**Passage shown**
━━━
# Cooling neck wraps



## WingDog (Sep 1, 2011)

So I was wearing my suit around the other day and kept getting really hot (surprise right?) So I began to research other ways to stay cool inside a suit when I came across these http://www.polarbreezebandanas.com/

They are these neck wraps that you soak in water for about 30 minutes and then will stay cool for days as the water evaporates from them.

My question is, has anyone tried them or know anyone who has? Do they really work, or will they ruin your suit from the water being released? Which I don't imagine would happen as it is probably better than getting your suit all sweaty.

They also seem to be a cheap alternative to things like ice vests, and these you don't freeze or refrigerate.


----------



## Volkodav (Sep 1, 2011)

I wouldn't wear it in a fursuit because of all the water inside it.
I know there are pet bandanas that have a pack inside that you freeze & put around their neck... look for those? There's no water dripping out of it AFAIK


----------



## WingDog (Sep 1, 2011)

The problem with anything that needs to be frozen is that you need a place to freeze it. If your at a con, your a bit out of luck, unless you put it in the ice bucket, even then that won't freeze your pack, just cool it down.

Anyway I don't think these drip with water, the crystals hold the water and it evaporates over time. But i'll look into the ice packs like that.


----------



## Arlo (Sep 1, 2011)
━━━
Stored data:
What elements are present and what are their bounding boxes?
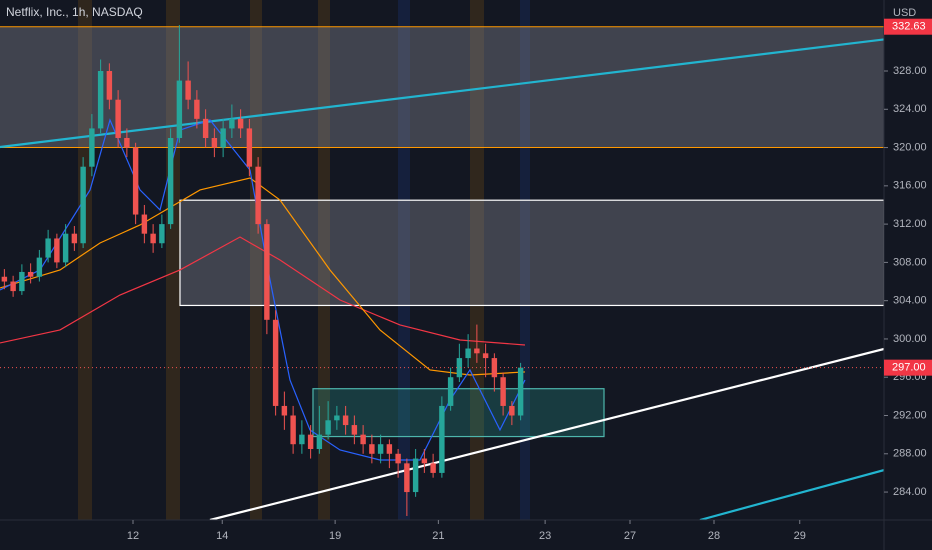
y-tick-label: 300.00 (893, 333, 927, 345)
candle-body (132, 147, 139, 215)
candle-body (255, 166, 261, 225)
candle-body (1, 276, 8, 282)
candle-body (360, 434, 366, 445)
candle-body (386, 444, 393, 454)
x-tick-label: 28 (708, 530, 720, 542)
candle-body (185, 80, 191, 100)
x-tick-label: 14 (216, 530, 228, 542)
candle-body (342, 415, 349, 426)
candle-body (307, 434, 314, 449)
trendline (209, 347, 884, 520)
x-tick-label: 19 (329, 530, 341, 542)
y-tick-label: 304.00 (893, 295, 927, 307)
candle-body (71, 233, 78, 244)
candle-body (80, 166, 86, 244)
price-label: 332.63 (892, 21, 926, 33)
candle-body (176, 80, 183, 138)
y-tick-label: 312.00 (893, 218, 927, 230)
candle-body (369, 444, 375, 454)
candle-body (351, 425, 358, 435)
candle-body (421, 458, 428, 464)
candle-body (491, 358, 498, 378)
candle-body (509, 405, 515, 416)
candle-body (237, 118, 244, 129)
candle-body (89, 128, 95, 167)
x-tick-label: 21 (432, 530, 444, 542)
candle-body (141, 214, 148, 234)
candle-body (517, 367, 524, 416)
y-tick-label: 284.00 (893, 486, 927, 498)
candle-body (27, 271, 34, 277)
candle-body (299, 434, 305, 445)
plot-area (0, 25, 884, 520)
y-tick-label: 292.00 (893, 409, 927, 421)
price-tag (884, 18, 932, 35)
candle-body (316, 434, 323, 449)
candle-body (456, 358, 463, 378)
y-tick-label: 316.00 (893, 180, 927, 192)
candle-body (395, 453, 401, 464)
candle-body (272, 319, 279, 406)
candle-body (10, 281, 16, 292)
candle-body (447, 377, 454, 406)
zone (0, 26, 884, 148)
candle-body (500, 377, 506, 406)
indicator-line (0, 177, 526, 376)
candle-body (439, 405, 445, 473)
y-tick-label: 288.00 (893, 448, 927, 460)
candle-body (412, 458, 419, 493)
price-label: 297.00 (892, 362, 926, 374)
candle-body (36, 257, 43, 277)
y-tick-label: 320.00 (893, 141, 927, 153)
candle-body (290, 415, 296, 445)
candle-body (404, 463, 410, 493)
candle-body (45, 238, 51, 258)
price-tag (884, 359, 932, 376)
candle-body (377, 444, 384, 454)
candle-body (54, 238, 60, 263)
trendline (699, 468, 884, 520)
candle-body (202, 118, 209, 138)
candle-body (465, 348, 471, 359)
x-tick-label: 29 (794, 530, 806, 542)
y-tick-label: 328.00 (893, 65, 927, 77)
x-tick-label: 27 (624, 530, 636, 542)
candle-body (264, 224, 270, 320)
x-tick-label: 23 (539, 530, 551, 542)
candle-body (246, 128, 253, 167)
currency: USD (893, 7, 916, 19)
y-tick-label: 324.00 (893, 103, 927, 115)
candle-body (220, 128, 226, 148)
candle-body (150, 233, 156, 244)
candle-body (106, 71, 113, 100)
candle-body (115, 99, 121, 138)
trendline (0, 38, 884, 149)
indicator-line (0, 236, 526, 346)
zone (312, 388, 605, 438)
candle-body (474, 348, 480, 354)
candle-body (167, 137, 174, 225)
candle-body (19, 271, 25, 292)
candle-body (62, 233, 69, 263)
candle-body (281, 405, 288, 416)
candle-body (211, 137, 218, 148)
candle-body (430, 463, 436, 473)
candle-body (97, 71, 104, 129)
y-tick-label: 308.00 (893, 256, 927, 268)
candle-body (124, 137, 130, 148)
zone (179, 199, 884, 307)
x-tick-label: 12 (127, 530, 139, 542)
candle-body (482, 353, 489, 359)
candle-body (194, 99, 200, 119)
candle-body (325, 420, 331, 435)
candle-body (334, 415, 340, 421)
candle-body (229, 118, 235, 129)
chart-title: Netflix, Inc., 1h, NASDAQ (6, 5, 143, 19)
candle-body (159, 224, 165, 244)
━━━
**Jobs**
1) Locate each line in the entries that contains the string "zone", and copy those lines. Treat case as significant.
2) Write the next part of the forum thread on cooling neck wraps, picking up from its final line.

**Exercise answers**
1)
zone (0, 26, 884, 148)
zone (312, 388, 605, 438)
zone (179, 199, 884, 307)

2)
I got one to use at work this year and I have to say I do not like them.  Although the crystals don't actively drip, the cloth outside of the wrap does leach water onto anything it comes into contact with.  The other thumbs down factor for me was the fact that it goes from cool and refreshing to lukewarm and irritating in about ten minutes.  For me it was like having a warm, slimy worm wrapped around your neck (and the crystals do leave a slimy residue on your fingers, neck, whatever they touch).  I've since thrown mine out.

I'm looking into investing in a cooling vest to wear underneath my suit, if I plan to do outdoor suiting on a regular basis in the future.

Hope this helps!


----------



## Littlerock (Sep 2, 2011)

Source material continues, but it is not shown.